• [Exercise brief] Reproduce the full passage about the observer below, word for word.

• [Text section]
And now, as he drives me back to my hotel, he wants to know
about the observer.
"Don't forget the observer," he says meaningfully, sliding
his eyes from the mountain road to mine and back again.
So many answers flare up that I don't reply at all. He might have
just as well have asked about the Creator. When novice evolutionists look at the marvelous
adaptations of beings they immediately think of the Creator who orchestrated all this
unity in diversity, as if life lacks the knack of doing it by itself. All those dumb
plants and animals. The Observer is another variation of the same polar belief system -
the division between mind and matter, the created and the creator, the observed and the
observer. Same thing.
Well, OK, it's hard to think otherwise. Our senses and a couple of
thousand years of heavy duty philosophy have warped our concepts on this. Linguistic and
logical sand traps are scattered everywhere on the mental playing field.
This does not mean there is no Observer or Creator. It means we
don't recognize these for what they are.
Lilly was right. The observer is
something we should not forget about. The first thing to remember is that there is no
observer by itself.

• [Data provided]

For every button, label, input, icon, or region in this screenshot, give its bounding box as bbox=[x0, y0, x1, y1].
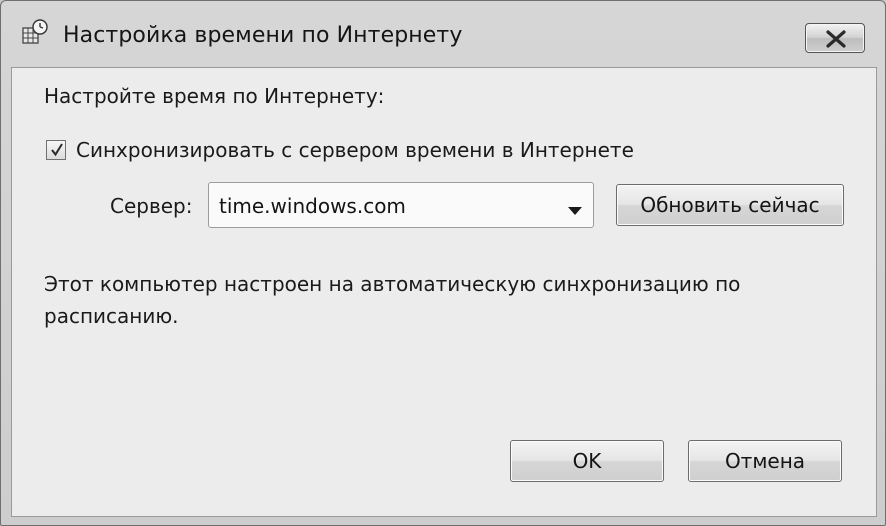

==

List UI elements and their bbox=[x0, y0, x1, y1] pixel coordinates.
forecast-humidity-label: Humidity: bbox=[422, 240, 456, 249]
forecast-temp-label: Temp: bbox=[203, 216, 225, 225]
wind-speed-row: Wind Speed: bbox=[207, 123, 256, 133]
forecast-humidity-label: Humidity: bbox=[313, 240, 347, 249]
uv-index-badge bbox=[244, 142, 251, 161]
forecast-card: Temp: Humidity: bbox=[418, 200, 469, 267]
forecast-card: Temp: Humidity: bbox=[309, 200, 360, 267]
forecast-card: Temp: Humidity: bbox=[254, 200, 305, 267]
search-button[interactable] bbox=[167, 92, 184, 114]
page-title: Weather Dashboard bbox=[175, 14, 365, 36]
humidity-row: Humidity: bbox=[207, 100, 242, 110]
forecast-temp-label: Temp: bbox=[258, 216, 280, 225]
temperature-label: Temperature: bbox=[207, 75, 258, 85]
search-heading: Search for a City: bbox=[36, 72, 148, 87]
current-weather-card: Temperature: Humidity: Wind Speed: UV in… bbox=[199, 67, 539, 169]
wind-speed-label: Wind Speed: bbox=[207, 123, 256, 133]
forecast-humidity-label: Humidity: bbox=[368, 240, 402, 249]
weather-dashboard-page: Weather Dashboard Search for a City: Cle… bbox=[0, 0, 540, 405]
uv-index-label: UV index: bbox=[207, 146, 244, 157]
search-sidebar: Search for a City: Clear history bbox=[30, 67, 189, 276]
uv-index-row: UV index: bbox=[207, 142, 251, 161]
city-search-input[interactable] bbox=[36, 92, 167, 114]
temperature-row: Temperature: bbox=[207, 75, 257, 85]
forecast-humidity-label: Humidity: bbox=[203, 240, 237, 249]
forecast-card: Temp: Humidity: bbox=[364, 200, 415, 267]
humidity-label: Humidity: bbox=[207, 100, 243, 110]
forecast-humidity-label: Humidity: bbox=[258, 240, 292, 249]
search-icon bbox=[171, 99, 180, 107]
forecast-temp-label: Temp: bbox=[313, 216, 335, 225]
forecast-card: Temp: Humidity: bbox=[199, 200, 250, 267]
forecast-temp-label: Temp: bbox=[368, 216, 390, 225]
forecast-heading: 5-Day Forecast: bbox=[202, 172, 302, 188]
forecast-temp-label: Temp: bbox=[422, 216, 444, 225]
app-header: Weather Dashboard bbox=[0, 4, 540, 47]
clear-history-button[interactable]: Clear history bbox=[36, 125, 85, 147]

• [Result below]
And now, as he drives me back to my hotel, he wants to know
about the observer.
"Don't forget the observer," he says meaningfully, sliding
his eyes from the mountain road to mine and back again.
So many answers flare up that I don't reply at all. He might have
just as well have asked about the Creator. When novice evolutionists look at the marvelous
adaptations of beings they immediately think of the Creator who orchestrated all this
unity in diversity, as if life lacks the knack of doing it by itself. All those dumb
plants and animals. The Observer is another variation of the same polar belief system -
the division between mind and matter, the created and the creator, the observed and the
observer. Same thing.
Well, OK, it's hard to think otherwise. Our senses and a couple of
thousand years of heavy duty philosophy have warped our concepts on this. Linguistic and
logical sand traps are scattered everywhere on the mental playing field.
This does not mean there is no Observer or Creator. It means we
don't recognize these for what they are.
Lilly was right. The observer is
something we should not forget about. The first thing to remember is that there is no
observer by itself.